==== Material shown ====

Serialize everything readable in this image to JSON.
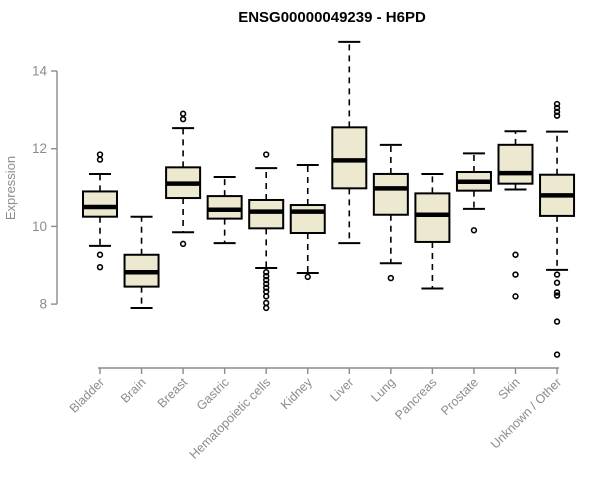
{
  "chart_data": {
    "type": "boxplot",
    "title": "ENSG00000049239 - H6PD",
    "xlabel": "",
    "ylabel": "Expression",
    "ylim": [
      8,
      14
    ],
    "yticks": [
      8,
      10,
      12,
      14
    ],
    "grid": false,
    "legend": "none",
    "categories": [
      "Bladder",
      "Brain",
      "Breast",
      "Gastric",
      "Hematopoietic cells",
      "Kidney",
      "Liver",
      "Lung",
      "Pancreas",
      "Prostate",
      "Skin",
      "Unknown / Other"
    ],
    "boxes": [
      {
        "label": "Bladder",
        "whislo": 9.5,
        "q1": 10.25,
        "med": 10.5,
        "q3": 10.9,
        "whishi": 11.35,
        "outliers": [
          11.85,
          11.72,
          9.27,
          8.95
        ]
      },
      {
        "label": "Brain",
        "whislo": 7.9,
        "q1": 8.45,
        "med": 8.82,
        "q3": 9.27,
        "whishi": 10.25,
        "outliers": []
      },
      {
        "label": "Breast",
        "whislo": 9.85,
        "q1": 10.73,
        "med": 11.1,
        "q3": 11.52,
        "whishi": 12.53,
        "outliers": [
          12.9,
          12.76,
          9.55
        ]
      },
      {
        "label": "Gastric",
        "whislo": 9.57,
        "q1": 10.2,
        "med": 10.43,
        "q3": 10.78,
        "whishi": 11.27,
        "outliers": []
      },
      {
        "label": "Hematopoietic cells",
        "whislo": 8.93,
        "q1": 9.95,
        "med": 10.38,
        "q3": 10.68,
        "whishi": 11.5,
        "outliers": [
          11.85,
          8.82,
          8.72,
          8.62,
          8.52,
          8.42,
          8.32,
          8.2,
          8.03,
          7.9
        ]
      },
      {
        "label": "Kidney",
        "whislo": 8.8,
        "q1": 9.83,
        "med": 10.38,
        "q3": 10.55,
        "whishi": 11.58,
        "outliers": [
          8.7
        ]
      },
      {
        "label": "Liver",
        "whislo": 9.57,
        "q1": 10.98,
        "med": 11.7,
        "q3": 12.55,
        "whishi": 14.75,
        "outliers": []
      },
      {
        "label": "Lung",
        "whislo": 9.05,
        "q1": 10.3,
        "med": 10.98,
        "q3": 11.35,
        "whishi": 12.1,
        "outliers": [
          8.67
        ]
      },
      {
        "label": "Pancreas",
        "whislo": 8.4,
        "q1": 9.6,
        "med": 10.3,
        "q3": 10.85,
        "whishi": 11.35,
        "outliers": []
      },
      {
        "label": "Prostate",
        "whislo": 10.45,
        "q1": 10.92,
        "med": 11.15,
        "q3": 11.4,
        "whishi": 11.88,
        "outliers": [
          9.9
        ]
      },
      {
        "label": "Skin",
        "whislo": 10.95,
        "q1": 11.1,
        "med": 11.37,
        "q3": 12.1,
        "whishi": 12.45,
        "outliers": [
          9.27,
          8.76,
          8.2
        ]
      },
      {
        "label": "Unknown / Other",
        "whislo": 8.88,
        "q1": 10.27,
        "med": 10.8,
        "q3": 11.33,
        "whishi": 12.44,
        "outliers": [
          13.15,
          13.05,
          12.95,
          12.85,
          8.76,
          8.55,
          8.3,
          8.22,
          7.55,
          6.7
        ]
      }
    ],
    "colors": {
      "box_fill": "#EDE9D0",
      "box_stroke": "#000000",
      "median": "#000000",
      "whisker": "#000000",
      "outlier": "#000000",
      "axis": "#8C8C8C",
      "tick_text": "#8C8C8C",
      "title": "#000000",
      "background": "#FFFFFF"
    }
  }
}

====

### Exercise aim
Leave out the pictures, then give all the records again exactly.

### Task result
Serialize everything readable in this image to JSON.
{
  "chart_data": {
    "type": "boxplot",
    "title": "ENSG00000049239 - H6PD",
    "xlabel": "",
    "ylabel": "Expression",
    "ylim": [
      8,
      14
    ],
    "yticks": [
      8,
      10,
      12,
      14
    ],
    "grid": false,
    "legend": "none",
    "categories": [
      "Bladder",
      "Brain",
      "Breast",
      "Gastric",
      "Hematopoietic cells",
      "Kidney",
      "Liver",
      "Lung",
      "Pancreas",
      "Prostate",
      "Skin",
      "Unknown / Other"
    ],
    "boxes": [
      {
        "label": "Bladder",
        "whislo": 9.5,
        "q1": 10.25,
        "med": 10.5,
        "q3": 10.9,
        "whishi": 11.35,
        "outliers": [
          11.85,
          11.72,
          9.27,
          8.95
        ]
      },
      {
        "label": "Brain",
        "whislo": 7.9,
        "q1": 8.45,
        "med": 8.82,
        "q3": 9.27,
        "whishi": 10.25,
        "outliers": []
      },
      {
        "label": "Breast",
        "whislo": 9.85,
        "q1": 10.73,
        "med": 11.1,
        "q3": 11.52,
        "whishi": 12.53,
        "outliers": [
          12.9,
          12.76,
          9.55
        ]
      },
      {
        "label": "Gastric",
        "whislo": 9.57,
        "q1": 10.2,
        "med": 10.43,
        "q3": 10.78,
        "whishi": 11.27,
        "outliers": []
      },
      {
        "label": "Hematopoietic cells",
        "whislo": 8.93,
        "q1": 9.95,
        "med": 10.38,
        "q3": 10.68,
        "whishi": 11.5,
        "outliers": [
          11.85,
          8.82,
          8.72,
          8.62,
          8.52,
          8.42,
          8.32,
          8.2,
          8.03,
          7.9
        ]
      },
      {
        "label": "Kidney",
        "whislo": 8.8,
        "q1": 9.83,
        "med": 10.38,
        "q3": 10.55,
        "whishi": 11.58,
        "outliers": [
          8.7
        ]
      },
      {
        "label": "Liver",
        "whislo": 9.57,
        "q1": 10.98,
        "med": 11.7,
        "q3": 12.55,
        "whishi": 14.75,
        "outliers": []
      },
      {
        "label": "Lung",
        "whislo": 9.05,
        "q1": 10.3,
        "med": 10.98,
        "q3": 11.35,
        "whishi": 12.1,
        "outliers": [
          8.67
        ]
      },
      {
        "label": "Pancreas",
        "whislo": 8.4,
        "q1": 9.6,
        "med": 10.3,
        "q3": 10.85,
        "whishi": 11.35,
        "outliers": []
      },
      {
        "label": "Prostate",
        "whislo": 10.45,
        "q1": 10.92,
        "med": 11.15,
        "q3": 11.4,
        "whishi": 11.88,
        "outliers": [
          9.9
        ]
      },
      {
        "label": "Skin",
        "whislo": 10.95,
        "q1": 11.1,
        "med": 11.37,
        "q3": 12.1,
        "whishi": 12.45,
        "outliers": [
          9.27,
          8.76,
          8.2
        ]
      },
      {
        "label": "Unknown / Other",
        "whislo": 8.88,
        "q1": 10.27,
        "med": 10.8,
        "q3": 11.33,
        "whishi": 12.44,
        "outliers": [
          13.15,
          13.05,
          12.95,
          12.85,
          8.76,
          8.55,
          8.3,
          8.22,
          7.55,
          6.7
        ]
      }
    ],
    "colors": {
      "box_fill": "#EDE9D0",
      "box_stroke": "#000000",
      "median": "#000000",
      "whisker": "#000000",
      "outlier": "#000000",
      "axis": "#8C8C8C",
      "tick_text": "#8C8C8C",
      "title": "#000000",
      "background": "#FFFFFF"
    }
  }
}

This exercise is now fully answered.